> [SOURCE DOCUMENT]

Hubble’s new views of Jupiter and Uranus

[Jupiter: left] - The forecast for Jupiter is for stormy weather at low northern latitudes. A prominent string of alternating storms is visible, forming a ‘vortex street’ as some planetary astronomers call it. This is a wave pattern of nested cyclones and anticyclones, locked together like the alternating gears of a machine moving clockwise and counterclockwise. If the storms get close enough to each other and merge together, they could build an even larger storm, potentially rivalling the current size of the Great Red Spot. The staggered pattern of cyclones and anticyclones prevents individual storms from merging. Activity is also seen interior to these storms; in the 1990s Hubble didn’t see any cyclones or anticyclones with built-in thunderstorms, but these storms have sprung up in the last decade. Strong colour differences indicate that Hubble is seeing different cloud heights and depths as well.

The orange moon Io photobombs this view of Jupiter’s multicoloured cloud tops, casting a shadow toward the planet’s western limb. Hubble’s resolution is so sharp that it can see Io’s mottled-orange appearance, the result of its numerous active volcanoes. These volcanoes were first discovered when the Voyager 1 spacecraft flew by in 1979. The moon’s molten interior is overlaid by a thin crust through which the volcanoes eject material. Sulphur takes on various hues at different temperatures, which is why Io’s surface is so colourful. This image was taken on 12 November 2022.

> [WORK TO DO]
a: Extract the part of the Jupiter text from "The orange moon" to "12 November 2022.", word for word.
b: Please lay out the listing from the line with "point-bms-2006 (420, 221, 432, 234)" to the line with "gridlines (33, 43, 688, 427)", both included, as a JSON list of strings with one string per line and blank lines left out.
The Jupiter text and the listing after it come from unrelated sources.

> [RECORDS FOR THE EXERCISE]
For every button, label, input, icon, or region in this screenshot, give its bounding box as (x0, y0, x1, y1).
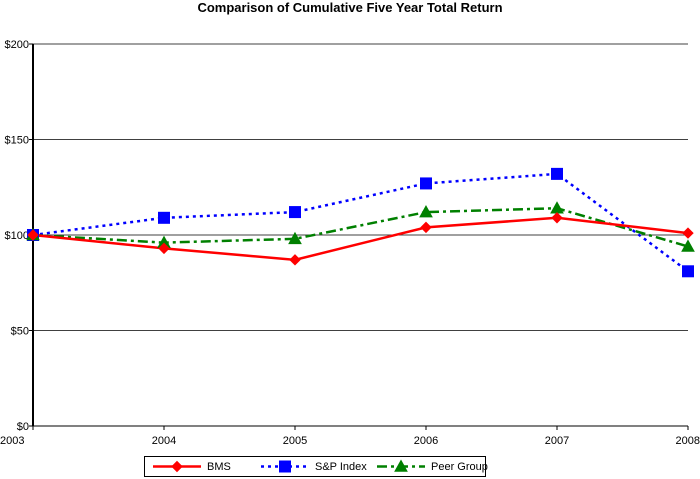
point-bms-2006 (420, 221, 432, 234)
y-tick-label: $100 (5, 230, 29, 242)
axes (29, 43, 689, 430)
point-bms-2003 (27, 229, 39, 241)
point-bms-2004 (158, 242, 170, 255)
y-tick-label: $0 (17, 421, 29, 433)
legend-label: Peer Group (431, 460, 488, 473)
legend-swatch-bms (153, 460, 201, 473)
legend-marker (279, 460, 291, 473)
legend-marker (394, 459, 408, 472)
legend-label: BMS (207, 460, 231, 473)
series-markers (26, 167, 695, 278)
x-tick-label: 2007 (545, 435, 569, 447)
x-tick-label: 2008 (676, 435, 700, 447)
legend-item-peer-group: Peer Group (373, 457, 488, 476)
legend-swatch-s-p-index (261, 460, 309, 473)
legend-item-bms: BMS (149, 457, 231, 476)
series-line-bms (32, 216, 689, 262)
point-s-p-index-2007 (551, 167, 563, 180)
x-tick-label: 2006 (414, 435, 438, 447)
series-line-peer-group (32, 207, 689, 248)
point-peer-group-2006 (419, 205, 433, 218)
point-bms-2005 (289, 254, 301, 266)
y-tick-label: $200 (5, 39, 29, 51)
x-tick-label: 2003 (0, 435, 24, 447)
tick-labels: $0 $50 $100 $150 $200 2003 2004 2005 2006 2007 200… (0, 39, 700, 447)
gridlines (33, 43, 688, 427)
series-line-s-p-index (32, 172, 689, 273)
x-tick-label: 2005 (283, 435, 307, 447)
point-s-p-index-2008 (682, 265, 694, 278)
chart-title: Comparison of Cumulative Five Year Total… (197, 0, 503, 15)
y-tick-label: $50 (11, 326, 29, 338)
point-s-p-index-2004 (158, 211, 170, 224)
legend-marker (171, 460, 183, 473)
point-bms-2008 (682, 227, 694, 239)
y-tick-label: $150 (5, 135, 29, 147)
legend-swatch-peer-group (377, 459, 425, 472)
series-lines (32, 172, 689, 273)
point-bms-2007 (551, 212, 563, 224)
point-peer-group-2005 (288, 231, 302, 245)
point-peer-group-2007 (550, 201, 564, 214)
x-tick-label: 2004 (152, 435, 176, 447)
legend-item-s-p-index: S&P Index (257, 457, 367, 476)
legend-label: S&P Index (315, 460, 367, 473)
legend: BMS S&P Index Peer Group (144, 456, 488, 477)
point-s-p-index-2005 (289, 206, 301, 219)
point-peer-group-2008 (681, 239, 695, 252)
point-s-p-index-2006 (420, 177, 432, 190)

> [THE SOLUTIONS]
a:
The orange moon Io photobombs this view of Jupiter’s multicoloured cloud tops, casting a shadow toward the planet’s western limb. Hubble’s resolution is so sharp that it can see Io’s mottled-orange appearance, the result of its numerous active volcanoes. These volcanoes were first discovered when the Voyager 1 spacecraft flew by in 1979. The moon’s molten interior is overlaid by a thin crust through which the volcanoes eject material. Sulphur takes on various hues at different temperatures, which is why Io’s surface is so colourful. This image was taken on 12 November 2022.

b:
[
  "point-bms-2006 (420, 221, 432, 234)",
  "y-tick-label: $100 (5, 230, 29, 242)",
  "axes (29, 43, 689, 430)",
  "point-bms-2003 (27, 229, 39, 241)",
  "point-bms-2004 (158, 242, 170, 255)",
  "y-tick-label: $0 (17, 421, 29, 433)",
  "legend-label: Peer Group (431, 460, 488, 473)",
  "legend-swatch-bms (153, 460, 201, 473)",
  "legend-marker (279, 460, 291, 473)",
  "legend-marker (394, 459, 408, 472)",
  "legend-label: BMS (207, 460, 231, 473)",
  "series-markers (26, 167, 695, 278)",
  "x-tick-label: 2007 (545, 435, 569, 447)",
  "x-tick-label: 2008 (676, 435, 700, 447)",
  "legend-item-peer-group: Peer Group (373, 457, 488, 476)",
  "legend-swatch-s-p-index (261, 460, 309, 473)",
  "legend-item-bms: BMS (149, 457, 231, 476)",
  "series-line-bms (32, 216, 689, 262)",
  "point-s-p-index-2007 (551, 167, 563, 180)",
  "x-tick-label: 2006 (414, 435, 438, 447)",
  "series-line-peer-group (32, 207, 689, 248)",
  "point-peer-group-2006 (419, 205, 433, 218)",
  "point-bms-2005 (289, 254, 301, 266)",
  "y-tick-label: $200 (5, 39, 29, 51)",
  "x-tick-label: 2003 (0, 435, 24, 447)",
  "tick-labels: $0 $50 $100 $150 $200 2003 2004 2005 2006 2007 200… (0, 39, 700, 447)",
  "gridlines (33, 43, 688, 427)"
]